Instruction:
Reproduce the following lines exactly, starting with the line that contains "- y-tick-label: −2: [479, 442, 498, 461]" and going on through the line that contains "- velocity-point: [713, 479, 726, 492]".

Supplied records:
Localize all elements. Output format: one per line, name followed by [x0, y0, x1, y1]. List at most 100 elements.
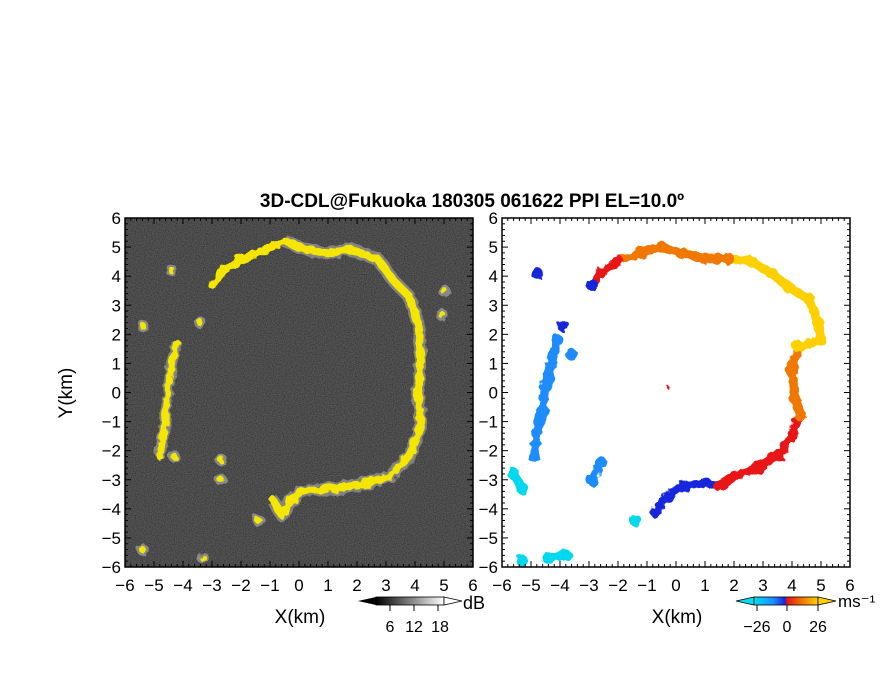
- y-tick-label: −2: [479, 442, 498, 461]
- chart-title: 3D-CDL@Fukuoka 180305 061622 PPI EL=10.0…: [260, 191, 684, 212]
- x-tick-label: 3: [758, 576, 767, 595]
- x-tick-label: 6: [845, 576, 854, 595]
- velocity-point: [675, 246, 688, 259]
- velocity-point: [585, 278, 598, 291]
- y-tick-label: −4: [102, 500, 121, 519]
- x-tick-label: −6: [115, 576, 134, 595]
- velocity-point: [559, 549, 572, 562]
- x-tick-label: −6: [492, 576, 511, 595]
- velocity-point: [713, 479, 726, 492]
- y-tick-label: −5: [479, 529, 498, 548]
- velocity-point: [699, 476, 711, 489]
- velocity-point: [545, 357, 558, 370]
- velocity-xlabel: X(km): [652, 607, 703, 628]
- echo-patch: [138, 546, 146, 554]
- x-tick-label: 2: [729, 576, 738, 595]
- velocity-point: [542, 552, 555, 565]
- x-tick-label: 0: [294, 576, 303, 595]
- velocity-point: [751, 462, 764, 475]
- x-tick-label: 4: [787, 576, 796, 595]
- velocity-point: [612, 255, 624, 268]
- x-tick-label: 3: [381, 576, 390, 595]
- velocity-point: [594, 456, 607, 469]
- y-tick-label: −6: [479, 558, 498, 577]
- velocity-point: [783, 281, 796, 294]
- db-colorbar-label: dB: [463, 593, 485, 613]
- y-tick-label: 6: [112, 209, 121, 228]
- velocity-point: [803, 293, 816, 306]
- y-tick-label: 0: [112, 384, 121, 403]
- velocity-point: [791, 339, 804, 352]
- velocity-point: [556, 319, 569, 332]
- x-tick-label: −4: [550, 576, 569, 595]
- velocity-point: [774, 447, 787, 460]
- y-tick-label: −1: [479, 413, 498, 432]
- y-tick-label: −2: [102, 442, 121, 461]
- velocity-point: [815, 334, 827, 347]
- echo-patch: [440, 287, 448, 295]
- echo-patch: [217, 455, 225, 463]
- db-colorbar-tick: 12: [405, 619, 423, 636]
- db-colorbar-tick: 18: [431, 619, 449, 636]
- y-tick-label: 2: [489, 325, 498, 344]
- y-tick-label: 1: [489, 354, 498, 373]
- velocity-point: [678, 479, 691, 492]
- reflectivity-panel: −6 6 −5 5 −4 4 −3 3 −2 2 −1 1 0 0 1 −1 2 −2 3 −3 4 −4 5 −5 6 −6 Y…: [56, 209, 478, 628]
- echo-ring: [268, 237, 425, 519]
- velocity-point: [530, 427, 543, 440]
- velocity-point: [565, 348, 578, 361]
- velocity-point: [794, 409, 807, 422]
- echo-patch: [138, 322, 146, 330]
- velocity-point: [788, 392, 801, 405]
- velocity-point: [585, 473, 598, 486]
- velocity-point: [812, 316, 825, 329]
- echo-patch: [167, 266, 175, 274]
- y-tick-label: −5: [102, 529, 121, 548]
- y-tick-label: −1: [102, 413, 121, 432]
- velocity-point: [728, 470, 740, 483]
- y-tick-label: 0: [489, 384, 498, 403]
- y-tick-label: 1: [112, 354, 121, 373]
- x-tick-label: −1: [260, 576, 279, 595]
- x-tick-label: 6: [468, 576, 477, 595]
- y-tick-label: −6: [102, 558, 121, 577]
- velocity-point: [649, 505, 662, 518]
- velocity-point: [635, 246, 648, 259]
- velocity-colorbar-tick: 0: [783, 619, 792, 636]
- echo-patch: [254, 516, 262, 524]
- reflectivity-xlabel: X(km): [275, 607, 326, 628]
- velocity-point: [527, 450, 540, 463]
- db-colorbar-tick: 6: [386, 619, 395, 636]
- velocity-point: [661, 491, 674, 504]
- velocity-point: [765, 267, 778, 280]
- y-tick-label: 4: [112, 267, 121, 286]
- velocity-point: [551, 334, 564, 347]
- velocity-colorbar-label: ms⁻¹: [838, 592, 876, 611]
- x-tick-label: 1: [700, 576, 709, 595]
- velocity-point: [665, 385, 669, 389]
- echo-patch: [437, 310, 445, 318]
- velocity-point: [536, 403, 549, 416]
- y-tick-label: 3: [112, 296, 121, 315]
- x-tick-label: 2: [352, 576, 361, 595]
- x-tick-label: −5: [144, 576, 163, 595]
- velocity-colorbar: −26 0 26 ms⁻¹: [735, 592, 876, 636]
- velocity-point: [516, 555, 529, 567]
- x-tick-label: 5: [816, 576, 825, 595]
- x-tick-label: 5: [439, 576, 448, 595]
- y-tick-label: −3: [102, 471, 121, 490]
- velocity-point: [722, 252, 735, 265]
- y-tick-label: 4: [489, 267, 498, 286]
- velocity-point: [786, 366, 798, 379]
- x-tick-label: 0: [671, 576, 680, 595]
- echo-patch: [199, 554, 207, 562]
- y-tick-label: −3: [479, 471, 498, 490]
- y-tick-label: 6: [489, 209, 498, 228]
- velocity-point: [699, 252, 711, 265]
- velocity-point: [530, 267, 543, 280]
- y-tick-label: 2: [112, 325, 121, 344]
- echo-patch: [217, 476, 225, 484]
- x-tick-label: −3: [202, 576, 221, 595]
- y-tick-label: 3: [489, 296, 498, 315]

Reply:
- y-tick-label: −2: [479, 442, 498, 461]
- chart-title: 3D-CDL@Fukuoka 180305 061622 PPI EL=10.0…: [260, 191, 684, 212]
- x-tick-label: 3: [758, 576, 767, 595]
- x-tick-label: 6: [845, 576, 854, 595]
- velocity-point: [675, 246, 688, 259]
- velocity-point: [585, 278, 598, 291]
- y-tick-label: −4: [102, 500, 121, 519]
- x-tick-label: −6: [115, 576, 134, 595]
- velocity-point: [559, 549, 572, 562]
- x-tick-label: −6: [492, 576, 511, 595]
- velocity-point: [713, 479, 726, 492]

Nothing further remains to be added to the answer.